Retype the material below. Keep every word exactly as it is.

## Record extracts
— Start —
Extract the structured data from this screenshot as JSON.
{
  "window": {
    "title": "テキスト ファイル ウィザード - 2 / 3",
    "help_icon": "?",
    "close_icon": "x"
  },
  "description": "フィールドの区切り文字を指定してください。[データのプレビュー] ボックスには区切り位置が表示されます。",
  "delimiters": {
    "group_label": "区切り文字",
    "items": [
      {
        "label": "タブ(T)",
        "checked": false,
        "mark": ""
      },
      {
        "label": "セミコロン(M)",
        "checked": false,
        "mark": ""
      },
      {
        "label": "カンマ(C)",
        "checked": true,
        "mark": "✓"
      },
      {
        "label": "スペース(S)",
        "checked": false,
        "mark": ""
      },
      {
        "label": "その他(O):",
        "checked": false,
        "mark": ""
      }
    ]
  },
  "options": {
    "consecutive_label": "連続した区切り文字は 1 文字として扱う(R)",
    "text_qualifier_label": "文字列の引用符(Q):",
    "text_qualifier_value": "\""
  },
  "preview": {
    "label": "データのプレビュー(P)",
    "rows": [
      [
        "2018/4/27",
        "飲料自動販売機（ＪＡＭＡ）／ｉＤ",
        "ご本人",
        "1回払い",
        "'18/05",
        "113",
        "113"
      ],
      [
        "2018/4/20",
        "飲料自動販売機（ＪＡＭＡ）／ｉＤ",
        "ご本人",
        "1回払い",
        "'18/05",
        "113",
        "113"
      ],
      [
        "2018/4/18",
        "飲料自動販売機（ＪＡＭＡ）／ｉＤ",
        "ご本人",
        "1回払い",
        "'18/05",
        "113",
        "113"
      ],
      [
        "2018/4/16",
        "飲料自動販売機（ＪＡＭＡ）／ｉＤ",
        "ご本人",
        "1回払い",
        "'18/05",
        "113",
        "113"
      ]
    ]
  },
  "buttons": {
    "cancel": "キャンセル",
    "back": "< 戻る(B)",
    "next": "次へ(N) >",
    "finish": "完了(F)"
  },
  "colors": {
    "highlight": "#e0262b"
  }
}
— End —
## Answer for this exercise
Extract the structured data from this screenshot as JSON.
{
  "window": {
    "title": "テキスト ファイル ウィザード - 2 / 3",
    "help_icon": "?",
    "close_icon": "x"
  },
  "description": "フィールドの区切り文字を指定してください。[データのプレビュー] ボックスには区切り位置が表示されます。",
  "delimiters": {
    "group_label": "区切り文字",
    "items": [
      {
        "label": "タブ(T)",
        "checked": false,
        "mark": ""
      },
      {
        "label": "セミコロン(M)",
        "checked": false,
        "mark": ""
      },
      {
        "label": "カンマ(C)",
        "checked": true,
        "mark": "✓"
      },
      {
        "label": "スペース(S)",
        "checked": false,
        "mark": ""
      },
      {
        "label": "その他(O):",
        "checked": false,
        "mark": ""
      }
    ]
  },
  "options": {
    "consecutive_label": "連続した区切り文字は 1 文字として扱う(R)",
    "text_qualifier_label": "文字列の引用符(Q):",
    "text_qualifier_value": "\""
  },
  "preview": {
    "label": "データのプレビュー(P)",
    "rows": [
      [
        "2018/4/27",
        "飲料自動販売機（ＪＡＭＡ）／ｉＤ",
        "ご本人",
        "1回払い",
        "'18/05",
        "113",
        "113"
      ],
      [
        "2018/4/20",
        "飲料自動販売機（ＪＡＭＡ）／ｉＤ",
        "ご本人",
        "1回払い",
        "'18/05",
        "113",
        "113"
      ],
      [
        "2018/4/18",
        "飲料自動販売機（ＪＡＭＡ）／ｉＤ",
        "ご本人",
        "1回払い",
        "'18/05",
        "113",
        "113"
      ],
      [
        "2018/4/16",
        "飲料自動販売機（ＪＡＭＡ）／ｉＤ",
        "ご本人",
        "1回払い",
        "'18/05",
        "113",
        "113"
      ]
    ]
  },
  "buttons": {
    "cancel": "キャンセル",
    "back": "< 戻る(B)",
    "next": "次へ(N) >",
    "finish": "完了(F)"
  },
  "colors": {
    "highlight": "#e0262b"
  }
}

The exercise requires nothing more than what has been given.